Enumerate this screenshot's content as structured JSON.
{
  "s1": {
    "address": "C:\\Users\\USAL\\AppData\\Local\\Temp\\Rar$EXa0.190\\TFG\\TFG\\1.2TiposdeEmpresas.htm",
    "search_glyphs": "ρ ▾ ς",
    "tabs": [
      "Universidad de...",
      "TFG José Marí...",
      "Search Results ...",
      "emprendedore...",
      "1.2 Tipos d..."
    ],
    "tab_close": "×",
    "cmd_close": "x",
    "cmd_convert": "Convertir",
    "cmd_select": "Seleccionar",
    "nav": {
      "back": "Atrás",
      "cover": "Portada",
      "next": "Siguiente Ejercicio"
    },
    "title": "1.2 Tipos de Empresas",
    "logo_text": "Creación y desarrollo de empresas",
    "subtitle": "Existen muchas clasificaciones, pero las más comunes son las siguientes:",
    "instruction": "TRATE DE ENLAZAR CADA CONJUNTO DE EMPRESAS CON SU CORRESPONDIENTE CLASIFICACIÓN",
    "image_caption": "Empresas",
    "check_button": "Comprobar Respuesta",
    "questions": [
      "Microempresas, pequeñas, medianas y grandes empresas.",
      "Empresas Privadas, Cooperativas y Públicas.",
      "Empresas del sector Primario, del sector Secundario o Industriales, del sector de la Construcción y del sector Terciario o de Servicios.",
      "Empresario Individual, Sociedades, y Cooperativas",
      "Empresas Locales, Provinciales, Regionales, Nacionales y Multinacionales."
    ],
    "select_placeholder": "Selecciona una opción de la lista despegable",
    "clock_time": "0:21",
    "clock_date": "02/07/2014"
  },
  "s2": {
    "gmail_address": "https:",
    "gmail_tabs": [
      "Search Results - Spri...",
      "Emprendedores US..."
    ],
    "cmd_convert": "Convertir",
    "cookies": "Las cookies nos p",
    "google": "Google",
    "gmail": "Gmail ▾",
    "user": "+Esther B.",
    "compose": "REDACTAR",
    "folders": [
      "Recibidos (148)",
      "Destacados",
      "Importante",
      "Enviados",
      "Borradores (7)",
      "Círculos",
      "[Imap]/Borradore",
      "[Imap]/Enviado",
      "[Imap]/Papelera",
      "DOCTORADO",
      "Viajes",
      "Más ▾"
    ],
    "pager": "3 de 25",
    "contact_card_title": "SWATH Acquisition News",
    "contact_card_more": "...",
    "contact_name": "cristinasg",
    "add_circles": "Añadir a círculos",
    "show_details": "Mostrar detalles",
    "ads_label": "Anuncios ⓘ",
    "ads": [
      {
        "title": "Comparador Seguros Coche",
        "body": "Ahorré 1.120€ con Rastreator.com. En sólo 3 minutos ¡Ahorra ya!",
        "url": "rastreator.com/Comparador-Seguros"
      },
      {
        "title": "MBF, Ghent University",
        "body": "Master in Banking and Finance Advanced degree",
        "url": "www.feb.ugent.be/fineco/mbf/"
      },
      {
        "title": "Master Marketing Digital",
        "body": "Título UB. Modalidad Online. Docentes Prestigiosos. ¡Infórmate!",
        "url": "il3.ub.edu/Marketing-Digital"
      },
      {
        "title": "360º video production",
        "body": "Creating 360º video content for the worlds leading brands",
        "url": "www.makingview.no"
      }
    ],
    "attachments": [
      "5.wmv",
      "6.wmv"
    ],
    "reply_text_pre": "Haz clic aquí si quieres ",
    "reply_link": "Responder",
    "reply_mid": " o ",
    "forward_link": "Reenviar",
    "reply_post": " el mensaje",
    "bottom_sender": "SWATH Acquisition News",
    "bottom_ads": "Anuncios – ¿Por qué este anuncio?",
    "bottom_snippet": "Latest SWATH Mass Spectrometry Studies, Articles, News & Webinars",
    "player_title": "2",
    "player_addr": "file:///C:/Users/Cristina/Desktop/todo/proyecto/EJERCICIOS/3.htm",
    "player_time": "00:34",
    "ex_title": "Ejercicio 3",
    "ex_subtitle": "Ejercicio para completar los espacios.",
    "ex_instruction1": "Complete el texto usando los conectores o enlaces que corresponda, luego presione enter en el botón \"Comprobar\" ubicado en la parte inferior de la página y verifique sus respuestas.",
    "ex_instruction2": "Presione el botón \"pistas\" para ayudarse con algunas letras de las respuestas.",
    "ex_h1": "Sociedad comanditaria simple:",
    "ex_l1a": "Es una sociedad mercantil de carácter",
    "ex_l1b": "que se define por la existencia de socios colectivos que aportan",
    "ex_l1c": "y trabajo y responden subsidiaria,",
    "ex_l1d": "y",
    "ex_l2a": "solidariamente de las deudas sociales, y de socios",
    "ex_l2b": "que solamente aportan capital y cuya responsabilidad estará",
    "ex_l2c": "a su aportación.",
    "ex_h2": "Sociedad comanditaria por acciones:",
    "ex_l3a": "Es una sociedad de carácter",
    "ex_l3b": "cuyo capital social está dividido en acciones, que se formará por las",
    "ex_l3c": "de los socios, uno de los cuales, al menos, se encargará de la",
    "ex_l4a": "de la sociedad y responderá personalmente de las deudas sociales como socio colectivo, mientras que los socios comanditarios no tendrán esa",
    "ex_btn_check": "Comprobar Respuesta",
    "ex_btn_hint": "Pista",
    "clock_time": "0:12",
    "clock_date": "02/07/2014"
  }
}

__________________________________________________

How many lines of the entries above hold the string "body"? Reply with the number alone.

4